Start of Page extract

Quick Thoughts On Oil’s ‘Red Friday’

Earlier this week, I wrote that for something that’s ostensibly driven by relatively straightforward supply/demand dynamics, forecasting oil prices isn’t usually very straightforward.

Even if you master the fundamental drivers and understand the impact of hedging, speculation and the potential for certain investor types (e.g., CTAs) to exaggerate directional moves, you also have to take account of geopolitics.

This week ended up being a crash course (figuratively and literally) in the perils of attempting to make predictions about crude.

The Biden administration managed to orchestrate a coordinated reserve release with other consumer nations in an effort to send a message to OPEC and allied producers who, over the last two months, have been reluctant to stray from an existing plan to gradually increase output.

Although The White House claimed a retroactive victory by citing the recent decline in prices, the concurrent price action (that is, oil’s response to the actual announcement of the SPR release) was underwhelming.

A generous (and probably accurate) interpretation was simply that the market had already priced in the news. In fact, there was an argument to be made that prices had overshot to the downside thanks in part to increasingly dour COVID headlines out of Europe. A less generous interpretation was that Washington scored an “own goal.”

End of Page extract

◆ Task objective:
Continue the commentary on oil's "Red Friday" from the point where it stops.

Start of Data extracts

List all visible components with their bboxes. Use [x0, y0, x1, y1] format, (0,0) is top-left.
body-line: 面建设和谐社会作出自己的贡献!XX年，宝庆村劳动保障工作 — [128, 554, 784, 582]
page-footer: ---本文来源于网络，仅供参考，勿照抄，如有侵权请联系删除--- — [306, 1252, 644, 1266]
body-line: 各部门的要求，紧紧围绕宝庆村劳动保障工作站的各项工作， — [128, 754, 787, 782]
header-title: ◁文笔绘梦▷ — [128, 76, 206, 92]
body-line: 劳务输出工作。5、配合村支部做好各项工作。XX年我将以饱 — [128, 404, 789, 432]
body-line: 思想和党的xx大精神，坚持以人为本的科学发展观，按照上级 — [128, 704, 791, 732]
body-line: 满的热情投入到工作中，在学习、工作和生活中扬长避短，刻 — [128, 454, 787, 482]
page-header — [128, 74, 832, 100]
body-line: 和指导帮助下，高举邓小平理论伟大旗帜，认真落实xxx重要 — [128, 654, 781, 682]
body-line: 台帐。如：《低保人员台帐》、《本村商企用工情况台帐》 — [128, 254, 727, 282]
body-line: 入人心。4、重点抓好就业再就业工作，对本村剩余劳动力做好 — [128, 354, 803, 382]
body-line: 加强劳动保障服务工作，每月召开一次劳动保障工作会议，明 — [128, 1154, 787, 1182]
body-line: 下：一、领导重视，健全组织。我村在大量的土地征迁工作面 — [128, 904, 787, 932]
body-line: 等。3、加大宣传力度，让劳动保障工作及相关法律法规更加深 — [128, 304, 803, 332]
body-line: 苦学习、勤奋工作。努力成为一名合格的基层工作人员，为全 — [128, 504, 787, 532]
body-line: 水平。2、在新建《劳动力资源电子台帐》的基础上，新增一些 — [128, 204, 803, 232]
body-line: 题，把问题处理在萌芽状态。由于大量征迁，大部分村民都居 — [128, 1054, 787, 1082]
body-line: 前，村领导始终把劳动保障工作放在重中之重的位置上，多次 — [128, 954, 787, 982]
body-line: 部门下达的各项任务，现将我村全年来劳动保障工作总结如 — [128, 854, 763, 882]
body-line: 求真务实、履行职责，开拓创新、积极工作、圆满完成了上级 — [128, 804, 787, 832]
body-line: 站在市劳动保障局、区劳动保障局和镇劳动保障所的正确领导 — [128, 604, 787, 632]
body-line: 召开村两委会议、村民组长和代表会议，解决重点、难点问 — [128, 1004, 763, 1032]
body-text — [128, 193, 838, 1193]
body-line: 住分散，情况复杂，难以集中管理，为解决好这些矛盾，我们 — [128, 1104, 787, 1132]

End of Data extracts

◆ Response for this exercise:
But it mattered little by Friday afternoon. Brent’s one-day plunge, catalyzed initially by demand concerns tied to the new COVID variant, was among the largest on record (figure below).

OPEC+ was already considering how the group might go about offsetting the coordinated reserve release. For months, producers argued that the persistence of the pandemic meant the demand outlook admitted of too much uncertainty to risk dramatic output hikes.

Obviously, that excuse was self-serving — producers lined their pockets as prices rose. Now, though, warnings on the possible reinstitution of travel restrictions and other curbs on activity aimed at containing new virus outbreaks seem prescient. If OPEC wanted an excuse to pause output hikes, the cartel has one in the Omicron variant.

Note that the dynamics mentioned here earlier this week were surely in play during Friday’s collapse. That drop pushed crude prices below technical support, which probably triggered selling from trend-followers. And hedging flows likely helped turn a selloff predicated on demand fears into a historic collapse.

Some years ago, I worked with a fellow who, in many respects, was smarter than me. He was certainly better with numbers. But like many market participants, his understanding of systematic flows and hedging dynamics was non-existent. One day, when the bottom fell out for crude, I gently suggested he avoid attributing the bulk of the price action to fundamentals, even though there was a fundamental justification. He didn’t listen. Less than seven hours later, Bloomberg ran a series of pieces detailing how accelerant flows turned a selloff into a rout.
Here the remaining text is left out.